• [Your task]:
Among the entries below, find the lines with "Differenz" and copy them.

━━━━━━━━━━

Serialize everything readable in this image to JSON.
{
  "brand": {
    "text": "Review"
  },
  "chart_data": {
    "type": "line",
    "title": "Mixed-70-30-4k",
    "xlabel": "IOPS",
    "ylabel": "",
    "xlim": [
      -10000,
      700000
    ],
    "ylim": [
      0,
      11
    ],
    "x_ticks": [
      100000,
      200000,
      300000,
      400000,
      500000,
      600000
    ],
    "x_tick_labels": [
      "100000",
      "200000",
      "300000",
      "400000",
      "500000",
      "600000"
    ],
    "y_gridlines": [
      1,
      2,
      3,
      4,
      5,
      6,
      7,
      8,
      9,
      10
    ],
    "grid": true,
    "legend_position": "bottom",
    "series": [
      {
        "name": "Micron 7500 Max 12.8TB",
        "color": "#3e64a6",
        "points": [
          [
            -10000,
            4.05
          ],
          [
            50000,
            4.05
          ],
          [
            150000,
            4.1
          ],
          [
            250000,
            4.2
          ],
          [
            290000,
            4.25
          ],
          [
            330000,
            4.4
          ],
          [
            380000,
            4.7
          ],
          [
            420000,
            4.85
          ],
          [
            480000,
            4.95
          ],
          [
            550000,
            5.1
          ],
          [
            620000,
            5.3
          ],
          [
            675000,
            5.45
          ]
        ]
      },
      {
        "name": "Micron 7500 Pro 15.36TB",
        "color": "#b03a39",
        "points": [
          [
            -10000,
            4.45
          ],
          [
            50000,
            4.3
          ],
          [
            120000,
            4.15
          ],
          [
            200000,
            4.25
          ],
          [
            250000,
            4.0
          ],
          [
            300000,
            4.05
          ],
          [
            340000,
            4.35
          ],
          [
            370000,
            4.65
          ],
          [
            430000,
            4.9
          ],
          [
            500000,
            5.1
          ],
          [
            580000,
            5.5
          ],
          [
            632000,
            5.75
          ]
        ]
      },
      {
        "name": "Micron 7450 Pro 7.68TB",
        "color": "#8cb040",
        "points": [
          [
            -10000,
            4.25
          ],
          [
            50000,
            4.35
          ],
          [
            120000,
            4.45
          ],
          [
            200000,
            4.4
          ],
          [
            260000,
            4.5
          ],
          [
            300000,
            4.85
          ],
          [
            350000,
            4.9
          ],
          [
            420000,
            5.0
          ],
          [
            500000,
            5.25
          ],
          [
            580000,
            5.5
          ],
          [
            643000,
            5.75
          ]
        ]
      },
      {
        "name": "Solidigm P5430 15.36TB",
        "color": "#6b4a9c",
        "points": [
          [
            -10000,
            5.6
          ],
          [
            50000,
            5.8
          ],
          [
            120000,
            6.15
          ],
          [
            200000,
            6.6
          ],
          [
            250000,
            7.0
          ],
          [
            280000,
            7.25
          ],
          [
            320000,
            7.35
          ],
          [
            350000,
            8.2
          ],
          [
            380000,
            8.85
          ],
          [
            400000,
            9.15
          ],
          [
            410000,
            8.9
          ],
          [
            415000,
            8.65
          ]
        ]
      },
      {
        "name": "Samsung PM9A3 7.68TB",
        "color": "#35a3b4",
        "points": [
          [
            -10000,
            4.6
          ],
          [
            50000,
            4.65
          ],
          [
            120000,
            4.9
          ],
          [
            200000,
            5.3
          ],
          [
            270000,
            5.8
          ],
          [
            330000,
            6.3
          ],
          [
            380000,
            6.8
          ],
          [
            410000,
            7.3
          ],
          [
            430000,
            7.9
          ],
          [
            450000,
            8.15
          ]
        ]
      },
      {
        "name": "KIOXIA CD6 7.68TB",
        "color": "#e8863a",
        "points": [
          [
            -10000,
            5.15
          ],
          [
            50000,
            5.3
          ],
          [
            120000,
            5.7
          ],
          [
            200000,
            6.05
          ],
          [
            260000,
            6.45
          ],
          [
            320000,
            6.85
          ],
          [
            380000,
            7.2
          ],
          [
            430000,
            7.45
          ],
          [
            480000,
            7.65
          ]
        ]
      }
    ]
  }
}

━━━━━━━━━━

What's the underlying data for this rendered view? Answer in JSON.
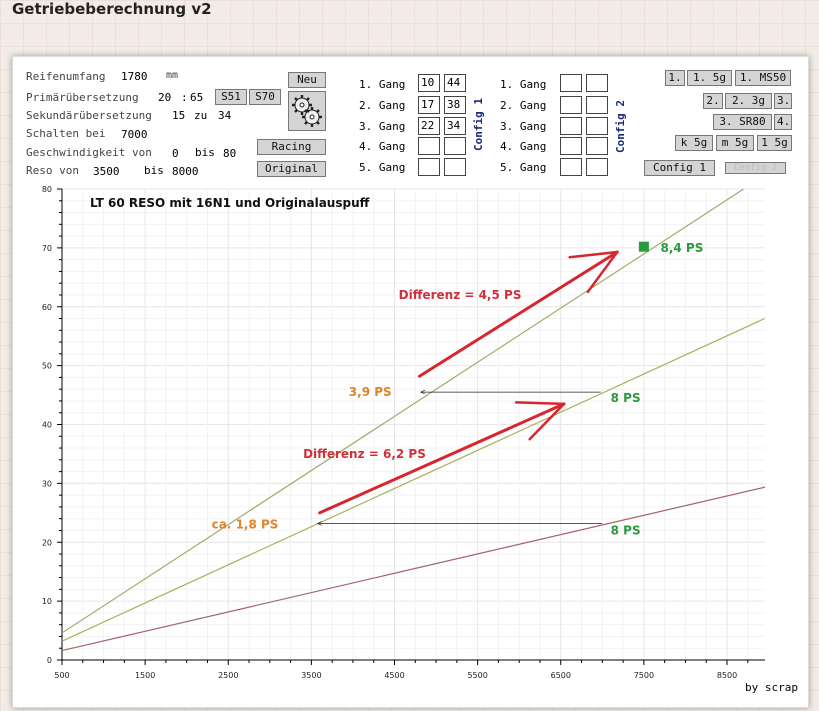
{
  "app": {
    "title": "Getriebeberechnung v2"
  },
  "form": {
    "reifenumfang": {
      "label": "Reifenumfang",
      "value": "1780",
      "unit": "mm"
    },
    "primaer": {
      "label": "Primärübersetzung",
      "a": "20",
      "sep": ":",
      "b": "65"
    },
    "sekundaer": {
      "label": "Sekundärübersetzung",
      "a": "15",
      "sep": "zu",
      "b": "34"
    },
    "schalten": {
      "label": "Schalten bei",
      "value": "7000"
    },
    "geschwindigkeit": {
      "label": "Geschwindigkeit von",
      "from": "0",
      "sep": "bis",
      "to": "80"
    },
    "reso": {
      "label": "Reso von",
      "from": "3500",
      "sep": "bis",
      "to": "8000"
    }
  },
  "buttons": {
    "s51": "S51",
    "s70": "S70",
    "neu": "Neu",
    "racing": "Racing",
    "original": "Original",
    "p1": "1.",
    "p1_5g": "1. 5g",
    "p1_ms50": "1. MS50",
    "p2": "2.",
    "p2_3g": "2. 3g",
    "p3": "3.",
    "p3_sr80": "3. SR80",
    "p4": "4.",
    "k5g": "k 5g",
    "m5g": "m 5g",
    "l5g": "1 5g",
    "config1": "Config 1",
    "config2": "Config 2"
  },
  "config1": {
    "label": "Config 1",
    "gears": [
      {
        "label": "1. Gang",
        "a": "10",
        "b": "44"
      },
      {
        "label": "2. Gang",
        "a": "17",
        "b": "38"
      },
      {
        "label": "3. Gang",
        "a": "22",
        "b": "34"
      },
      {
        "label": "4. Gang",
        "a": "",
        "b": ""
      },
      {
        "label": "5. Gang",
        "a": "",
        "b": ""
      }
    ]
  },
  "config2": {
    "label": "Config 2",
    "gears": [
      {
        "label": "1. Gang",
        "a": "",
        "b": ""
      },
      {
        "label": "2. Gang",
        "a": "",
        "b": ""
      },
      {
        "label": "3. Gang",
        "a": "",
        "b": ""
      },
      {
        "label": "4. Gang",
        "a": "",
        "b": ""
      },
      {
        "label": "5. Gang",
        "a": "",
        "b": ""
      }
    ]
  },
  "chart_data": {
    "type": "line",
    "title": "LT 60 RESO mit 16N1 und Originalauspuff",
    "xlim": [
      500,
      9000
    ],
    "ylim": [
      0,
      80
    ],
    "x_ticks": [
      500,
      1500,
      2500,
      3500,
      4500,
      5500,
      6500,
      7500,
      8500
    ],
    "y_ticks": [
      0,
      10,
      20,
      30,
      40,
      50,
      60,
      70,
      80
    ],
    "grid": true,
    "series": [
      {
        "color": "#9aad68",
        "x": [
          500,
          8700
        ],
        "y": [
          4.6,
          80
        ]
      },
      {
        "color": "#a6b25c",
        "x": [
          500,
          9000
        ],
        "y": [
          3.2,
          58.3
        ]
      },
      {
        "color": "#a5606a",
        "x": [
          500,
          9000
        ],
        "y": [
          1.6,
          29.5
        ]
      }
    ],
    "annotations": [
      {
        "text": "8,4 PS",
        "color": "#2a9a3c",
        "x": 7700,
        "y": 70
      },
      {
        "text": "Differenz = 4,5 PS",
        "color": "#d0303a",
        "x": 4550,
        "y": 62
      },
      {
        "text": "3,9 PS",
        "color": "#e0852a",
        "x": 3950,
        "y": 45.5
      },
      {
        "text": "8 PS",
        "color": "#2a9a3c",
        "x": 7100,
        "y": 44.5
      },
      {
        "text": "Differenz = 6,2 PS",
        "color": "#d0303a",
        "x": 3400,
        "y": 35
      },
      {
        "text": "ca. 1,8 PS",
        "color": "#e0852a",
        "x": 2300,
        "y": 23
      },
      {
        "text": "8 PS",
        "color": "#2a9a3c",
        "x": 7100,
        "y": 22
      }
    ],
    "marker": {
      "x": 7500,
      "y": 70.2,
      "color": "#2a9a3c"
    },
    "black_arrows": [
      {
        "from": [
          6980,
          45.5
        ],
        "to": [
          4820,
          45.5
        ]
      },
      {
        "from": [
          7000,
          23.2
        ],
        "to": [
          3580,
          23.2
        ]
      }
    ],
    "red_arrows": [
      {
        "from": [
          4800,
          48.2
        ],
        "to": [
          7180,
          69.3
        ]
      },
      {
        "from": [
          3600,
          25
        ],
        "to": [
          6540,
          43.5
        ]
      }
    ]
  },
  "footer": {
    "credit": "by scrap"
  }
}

━━━━━━━━━━

• [Exercise answer]:
        "text": "Differenz = 4,5 PS",
        "text": "Differenz = 6,2 PS",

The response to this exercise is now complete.